| DATASET ENTRIES |

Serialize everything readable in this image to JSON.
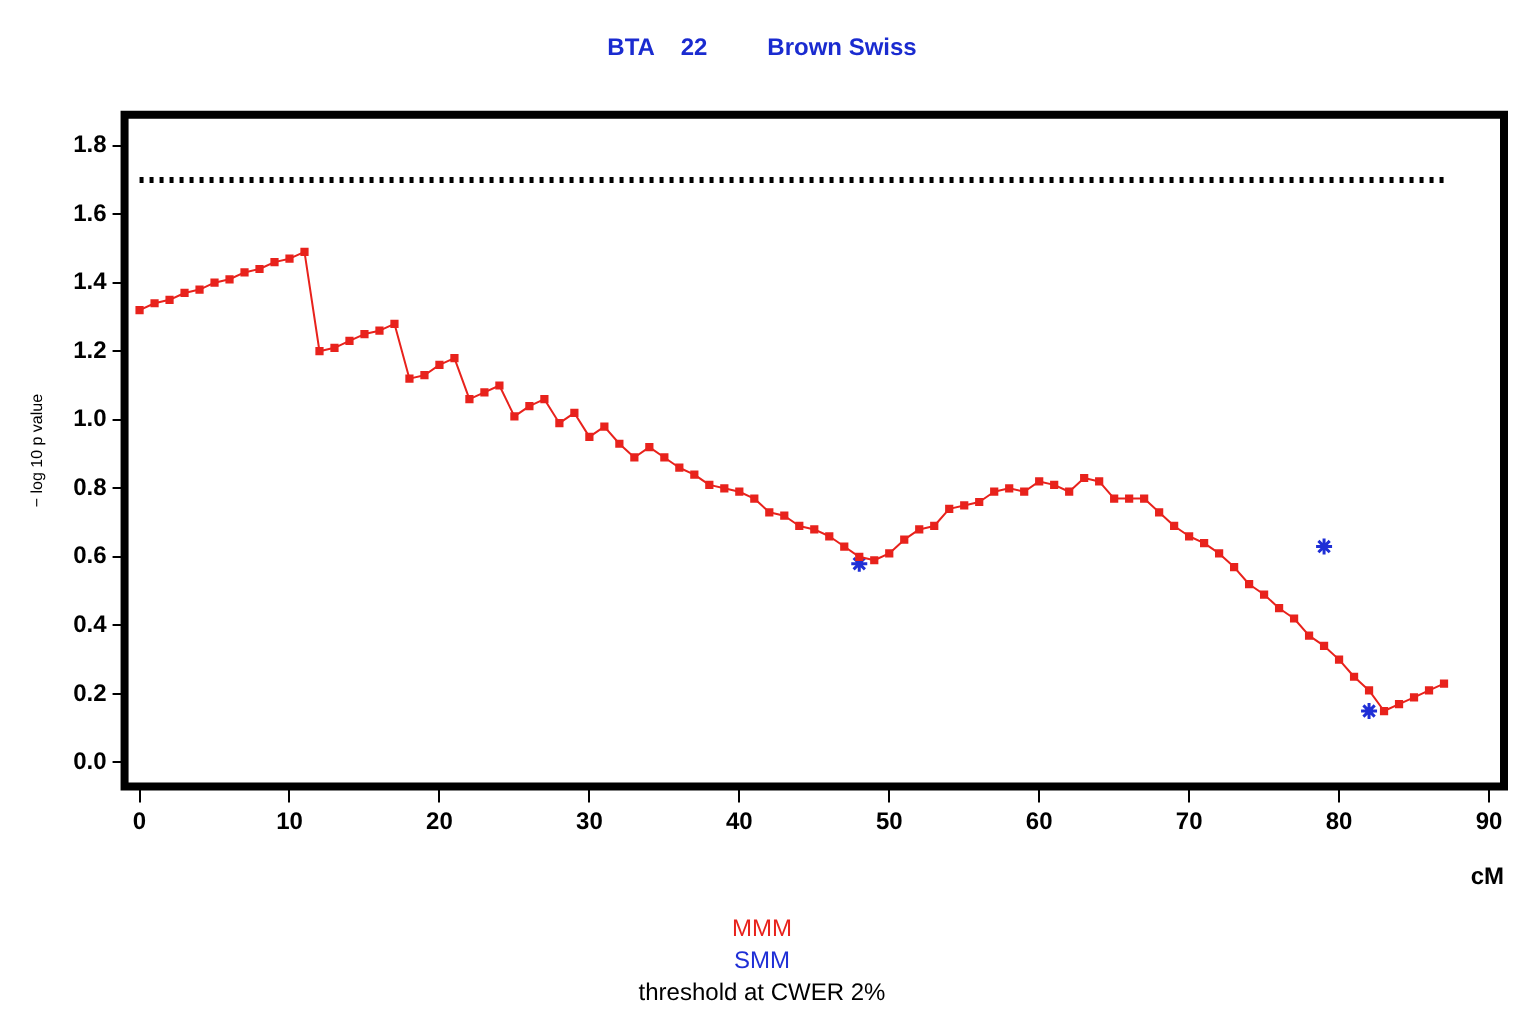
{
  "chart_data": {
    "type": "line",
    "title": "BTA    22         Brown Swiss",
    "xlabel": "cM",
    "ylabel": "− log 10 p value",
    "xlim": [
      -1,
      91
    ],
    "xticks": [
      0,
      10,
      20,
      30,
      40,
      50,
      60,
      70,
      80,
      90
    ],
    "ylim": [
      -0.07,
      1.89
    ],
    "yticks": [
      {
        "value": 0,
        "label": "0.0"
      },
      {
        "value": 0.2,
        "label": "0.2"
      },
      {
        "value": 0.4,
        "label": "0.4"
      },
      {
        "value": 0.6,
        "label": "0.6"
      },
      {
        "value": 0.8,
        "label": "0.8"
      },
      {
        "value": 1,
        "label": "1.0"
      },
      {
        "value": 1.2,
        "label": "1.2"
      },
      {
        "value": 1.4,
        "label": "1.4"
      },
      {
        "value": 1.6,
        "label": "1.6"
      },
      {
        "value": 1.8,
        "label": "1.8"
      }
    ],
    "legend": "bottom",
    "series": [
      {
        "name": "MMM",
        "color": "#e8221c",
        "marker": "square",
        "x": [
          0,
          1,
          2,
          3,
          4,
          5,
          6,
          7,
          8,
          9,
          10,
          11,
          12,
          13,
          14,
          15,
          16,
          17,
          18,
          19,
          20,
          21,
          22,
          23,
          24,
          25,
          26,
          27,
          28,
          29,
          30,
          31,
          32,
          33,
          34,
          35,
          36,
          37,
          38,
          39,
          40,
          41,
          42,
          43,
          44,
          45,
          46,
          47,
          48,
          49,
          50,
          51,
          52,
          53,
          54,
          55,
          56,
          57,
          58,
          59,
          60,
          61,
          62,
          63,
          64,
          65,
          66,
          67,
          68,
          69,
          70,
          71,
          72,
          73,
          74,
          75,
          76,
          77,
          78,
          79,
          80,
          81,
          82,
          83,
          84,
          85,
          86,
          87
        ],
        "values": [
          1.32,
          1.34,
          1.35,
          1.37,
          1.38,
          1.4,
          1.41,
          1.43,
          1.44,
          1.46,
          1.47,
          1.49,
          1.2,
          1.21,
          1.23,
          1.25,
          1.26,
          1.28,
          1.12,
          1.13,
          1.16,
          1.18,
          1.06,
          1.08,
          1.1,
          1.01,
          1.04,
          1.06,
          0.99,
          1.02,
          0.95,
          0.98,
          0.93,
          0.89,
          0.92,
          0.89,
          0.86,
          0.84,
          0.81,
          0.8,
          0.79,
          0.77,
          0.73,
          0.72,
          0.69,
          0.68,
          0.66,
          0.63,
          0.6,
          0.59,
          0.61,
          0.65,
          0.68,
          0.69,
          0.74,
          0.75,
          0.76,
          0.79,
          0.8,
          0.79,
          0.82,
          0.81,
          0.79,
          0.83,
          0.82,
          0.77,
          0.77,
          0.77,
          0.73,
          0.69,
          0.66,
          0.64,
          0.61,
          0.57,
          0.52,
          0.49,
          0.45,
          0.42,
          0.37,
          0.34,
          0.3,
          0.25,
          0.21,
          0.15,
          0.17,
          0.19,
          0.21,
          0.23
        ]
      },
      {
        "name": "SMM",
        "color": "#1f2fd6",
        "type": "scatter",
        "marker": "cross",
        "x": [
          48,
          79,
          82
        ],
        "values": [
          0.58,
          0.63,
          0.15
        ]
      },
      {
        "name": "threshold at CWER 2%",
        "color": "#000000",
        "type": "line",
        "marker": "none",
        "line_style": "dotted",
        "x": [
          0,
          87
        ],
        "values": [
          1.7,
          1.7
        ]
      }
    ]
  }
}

| WHAT YOU WILL DO |
Output all of the entries verbatim, leaving out any images.

| SOLUTION |
Serialize everything readable in this image to JSON.
{
  "chart_data": {
    "type": "line",
    "title": "BTA    22         Brown Swiss",
    "xlabel": "cM",
    "ylabel": "− log 10 p value",
    "xlim": [
      -1,
      91
    ],
    "xticks": [
      0,
      10,
      20,
      30,
      40,
      50,
      60,
      70,
      80,
      90
    ],
    "ylim": [
      -0.07,
      1.89
    ],
    "yticks": [
      {
        "value": 0,
        "label": "0.0"
      },
      {
        "value": 0.2,
        "label": "0.2"
      },
      {
        "value": 0.4,
        "label": "0.4"
      },
      {
        "value": 0.6,
        "label": "0.6"
      },
      {
        "value": 0.8,
        "label": "0.8"
      },
      {
        "value": 1,
        "label": "1.0"
      },
      {
        "value": 1.2,
        "label": "1.2"
      },
      {
        "value": 1.4,
        "label": "1.4"
      },
      {
        "value": 1.6,
        "label": "1.6"
      },
      {
        "value": 1.8,
        "label": "1.8"
      }
    ],
    "legend": "bottom",
    "series": [
      {
        "name": "MMM",
        "color": "#e8221c",
        "marker": "square",
        "x": [
          0,
          1,
          2,
          3,
          4,
          5,
          6,
          7,
          8,
          9,
          10,
          11,
          12,
          13,
          14,
          15,
          16,
          17,
          18,
          19,
          20,
          21,
          22,
          23,
          24,
          25,
          26,
          27,
          28,
          29,
          30,
          31,
          32,
          33,
          34,
          35,
          36,
          37,
          38,
          39,
          40,
          41,
          42,
          43,
          44,
          45,
          46,
          47,
          48,
          49,
          50,
          51,
          52,
          53,
          54,
          55,
          56,
          57,
          58,
          59,
          60,
          61,
          62,
          63,
          64,
          65,
          66,
          67,
          68,
          69,
          70,
          71,
          72,
          73,
          74,
          75,
          76,
          77,
          78,
          79,
          80,
          81,
          82,
          83,
          84,
          85,
          86,
          87
        ],
        "values": [
          1.32,
          1.34,
          1.35,
          1.37,
          1.38,
          1.4,
          1.41,
          1.43,
          1.44,
          1.46,
          1.47,
          1.49,
          1.2,
          1.21,
          1.23,
          1.25,
          1.26,
          1.28,
          1.12,
          1.13,
          1.16,
          1.18,
          1.06,
          1.08,
          1.1,
          1.01,
          1.04,
          1.06,
          0.99,
          1.02,
          0.95,
          0.98,
          0.93,
          0.89,
          0.92,
          0.89,
          0.86,
          0.84,
          0.81,
          0.8,
          0.79,
          0.77,
          0.73,
          0.72,
          0.69,
          0.68,
          0.66,
          0.63,
          0.6,
          0.59,
          0.61,
          0.65,
          0.68,
          0.69,
          0.74,
          0.75,
          0.76,
          0.79,
          0.8,
          0.79,
          0.82,
          0.81,
          0.79,
          0.83,
          0.82,
          0.77,
          0.77,
          0.77,
          0.73,
          0.69,
          0.66,
          0.64,
          0.61,
          0.57,
          0.52,
          0.49,
          0.45,
          0.42,
          0.37,
          0.34,
          0.3,
          0.25,
          0.21,
          0.15,
          0.17,
          0.19,
          0.21,
          0.23
        ]
      },
      {
        "name": "SMM",
        "color": "#1f2fd6",
        "type": "scatter",
        "marker": "cross",
        "x": [
          48,
          79,
          82
        ],
        "values": [
          0.58,
          0.63,
          0.15
        ]
      },
      {
        "name": "threshold at CWER 2%",
        "color": "#000000",
        "type": "line",
        "marker": "none",
        "line_style": "dotted",
        "x": [
          0,
          87
        ],
        "values": [
          1.7,
          1.7
        ]
      }
    ]
  }
}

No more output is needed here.